* [What to do]: Each entry below is to be given again word for word, with no pictures.

* [Data for processing]:

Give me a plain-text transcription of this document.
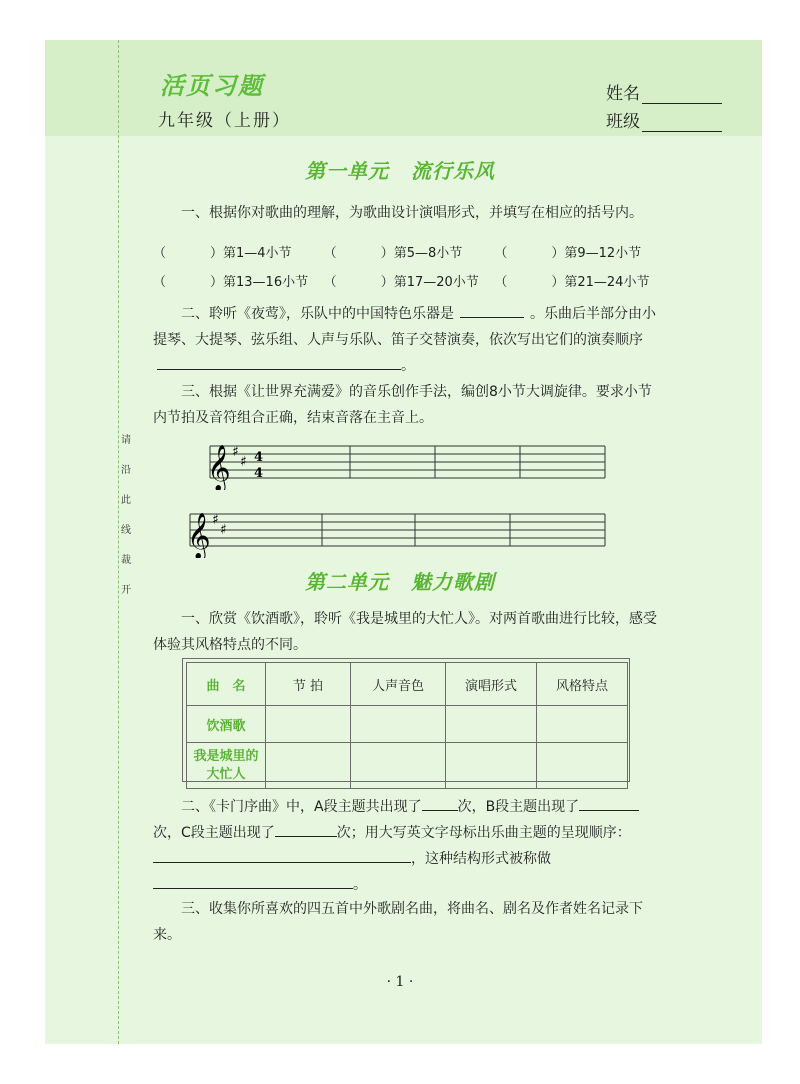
请
沿
此
线
裁
开
活页习题
九年级（上册）
姓名
班级
第一单元 流行乐风
一、根据你对歌曲的理解，为歌曲设计演唱形式，并填写在相应的括号内。
（	）第1—4小节 （	）第5—8小节 （	）第9—12小节
（	）第13—16小节 （	）第17—20小节 （	）第21—24小节
二、聆听《夜莺》，乐队中的中国特色乐器是	。乐曲后半部分由小提琴、大提琴、弦乐组、人声与乐队、笛子交替演奏，依次写出它们的演奏顺序。
三、根据《让世界充满爱》的音乐创作手法，编创8小节大调旋律。要求小节内节拍及音符组合正确，结束音落在主音上。
𝄞 ♯
♯ 4
4
𝄞 ♯
♯
第二单元 魅力歌剧
一、欣赏《饮酒歌》，聆听《我是城里的大忙人》。对两首歌曲进行比较，感受体验其风格特点的不同。
曲　名	节 拍	人声音色	演唱形式	风格特点
饮酒歌				
我是城里的大忙人				
二、《卡门序曲》中，A段主题共出现了	次，B段主题出现了次，C段主题出现了	次；用大写英文字母标出乐曲主题的呈现顺序：，这种结构形式被称做。
三、收集你所喜欢的四五首中外歌剧名曲，将曲名、剧名及作者姓名记录下来。
· 1 ·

* [Reply]:
Give me a plain-text transcription of this document.
请
沿
此
线
裁
开
活页习题
九年级（上册）
姓名
班级
第一单元 流行乐风
一、根据你对歌曲的理解，为歌曲设计演唱形式，并填写在相应的括号内。
（	）第1—4小节 （	）第5—8小节 （	）第9—12小节
（	）第13—16小节 （	）第17—20小节 （	）第21—24小节
二、聆听《夜莺》，乐队中的中国特色乐器是	。乐曲后半部分由小提琴、大提琴、弦乐组、人声与乐队、笛子交替演奏，依次写出它们的演奏顺序。
三、根据《让世界充满爱》的音乐创作手法，编创8小节大调旋律。要求小节内节拍及音符组合正确，结束音落在主音上。
𝄞 ♯
♯ 4
4
𝄞 ♯
♯
第二单元 魅力歌剧
一、欣赏《饮酒歌》，聆听《我是城里的大忙人》。对两首歌曲进行比较，感受体验其风格特点的不同。
曲　名	节 拍	人声音色	演唱形式	风格特点
饮酒歌				
我是城里的大忙人				
二、《卡门序曲》中，A段主题共出现了	次，B段主题出现了次，C段主题出现了	次；用大写英文字母标出乐曲主题的呈现顺序：，这种结构形式被称做。
三、收集你所喜欢的四五首中外歌剧名曲，将曲名、剧名及作者姓名记录下来。
· 1 ·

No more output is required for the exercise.